--- START EXCERPT ---

We didn't do much yesterday (Labor Day), we had a kinda full weekend anyway and decided to just take it easy at home. Monday is one of my double work out days and just because it's the holiday doesn't mean I miss it. So I did a 75 minute work out while Gianna chilled with some cartoons. Beej and his Dad went and played golf, well, Beej plays, his dad watches and they talk! My mother in law came out during the afternoon/evening and saw the place for the first time. She hasn't been out in awhile and hasn't been out since we did all the painting, rearranging, etc. She was really impressed and loved all my color choices! We still have a lot to do, especially with the outside but that will come in time. I'm not hurrying anything right now. I still want to paint and possibly re-carpet my work out room. Get it set up a little better, it's kinda just a workout/storage area right now with random stuff in it! Once my sister moves out next week we'll set up her room as a guest room and use the closet for some extra storage. It'll be nice having a place guests can actually come and stay and have their own space. My dad is going to be back and forth a lot and I'm sure he's going to stay with us some of that time.
It looks like I'll be able to move my piano lessons around to another day so that I can still continue them even though my "help" will be gone. I'm so glad my teacher has been willing to work with me on it because I was really upset that I was going to have to possibly quit. I feel like I'm just starting to make some progress although timing is still an issue for me. Well, exact timing, counting it aloud or in my head while trying to read notes is still kinda tough! Lol! Hopefully I'll get it at some point though....

--- END EXCERPT ---
--- START RECORDS SHOWN ---

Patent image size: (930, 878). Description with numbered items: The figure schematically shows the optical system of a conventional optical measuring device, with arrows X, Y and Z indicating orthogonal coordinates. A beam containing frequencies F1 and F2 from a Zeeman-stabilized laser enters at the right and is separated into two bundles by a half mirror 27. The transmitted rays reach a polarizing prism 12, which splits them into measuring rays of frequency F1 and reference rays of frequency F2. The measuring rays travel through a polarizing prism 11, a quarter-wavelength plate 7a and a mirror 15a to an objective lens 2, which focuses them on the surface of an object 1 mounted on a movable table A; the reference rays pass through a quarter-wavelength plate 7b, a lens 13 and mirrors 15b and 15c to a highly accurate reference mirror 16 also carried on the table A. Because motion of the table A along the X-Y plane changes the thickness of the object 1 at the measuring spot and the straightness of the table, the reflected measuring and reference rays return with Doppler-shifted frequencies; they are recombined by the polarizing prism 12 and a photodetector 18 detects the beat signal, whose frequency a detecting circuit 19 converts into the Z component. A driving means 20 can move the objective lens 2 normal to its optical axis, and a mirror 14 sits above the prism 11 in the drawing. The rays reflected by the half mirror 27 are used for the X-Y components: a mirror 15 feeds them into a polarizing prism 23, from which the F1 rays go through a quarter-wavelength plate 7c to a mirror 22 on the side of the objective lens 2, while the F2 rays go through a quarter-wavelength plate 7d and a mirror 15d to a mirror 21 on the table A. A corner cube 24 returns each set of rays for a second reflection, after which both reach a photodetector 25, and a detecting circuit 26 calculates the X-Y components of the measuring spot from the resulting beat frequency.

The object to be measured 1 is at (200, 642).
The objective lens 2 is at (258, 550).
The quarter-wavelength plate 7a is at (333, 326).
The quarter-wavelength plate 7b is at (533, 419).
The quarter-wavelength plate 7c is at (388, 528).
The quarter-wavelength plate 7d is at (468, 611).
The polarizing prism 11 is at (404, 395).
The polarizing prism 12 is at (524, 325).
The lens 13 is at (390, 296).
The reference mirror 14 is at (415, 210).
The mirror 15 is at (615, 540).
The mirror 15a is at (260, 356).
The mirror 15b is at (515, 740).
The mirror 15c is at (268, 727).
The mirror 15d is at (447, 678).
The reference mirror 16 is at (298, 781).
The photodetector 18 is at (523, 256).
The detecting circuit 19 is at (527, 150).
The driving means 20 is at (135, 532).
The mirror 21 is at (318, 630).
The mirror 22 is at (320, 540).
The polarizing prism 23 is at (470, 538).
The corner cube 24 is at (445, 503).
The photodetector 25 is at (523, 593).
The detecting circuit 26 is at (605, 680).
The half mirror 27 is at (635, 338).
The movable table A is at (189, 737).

--- END RECORDS SHOWN ---

### TASKS TO PERFORM
1 > In the Labor Day post, how long was the workout done while Gianna watched cartoons?
2 > Carry on the Labor Day post from its final sentence, keeping its casual first-person voice.

### RESPONSES TO THE TASKS
1 > 75 minutes.

2 >
I am attempting to get stuff together for my WeeRuns appointment tomorrow too. I had everything going pretty good until I realized they want everything on wire hangers because it takes up less space on the racks. So I've been searching for wire hangers but I think everyone is grabbing them up right now so I don't have all I need yet. But most everything is priced and marked so as soon as I get hangers I'll be good to go! I don't, as of right now, have anyone to take the early opening of WeeRuns. As a seller you get in to a pre-opening along with one other guest. I think I'm going to post it on FB and see if anyone wants to go with me.....I know plenty of mothers so we'll see. I am eager to get Gianna some Fall stuff, she has a few things but mostly just some items from last winter that were too big or still fit. I always like to get her some new things, by the end of the season, even though she has a lot of clothes, I'm bored with them all! Bored with trying to switch them up and rearrange them to look different!
Well, I'm off to work out....just catching you up on how crazy life has been right now. Hopefully it'll settle down soon! We have to get the satellite TV hooked up by the end of the month so we don't miss too much more college football! Alabama played their first game this last Saturday and killed the other team, of course!!! I'm still trying to get Gi and I some new Bama gear for the season but it's really expensive right now since we are THE CHAMPIONS at the moment! Lol! But we'll keep looking!!! Happy Football Season, everyone!!!

Sunday, September 5, 2010

Where to begin...and where does it end?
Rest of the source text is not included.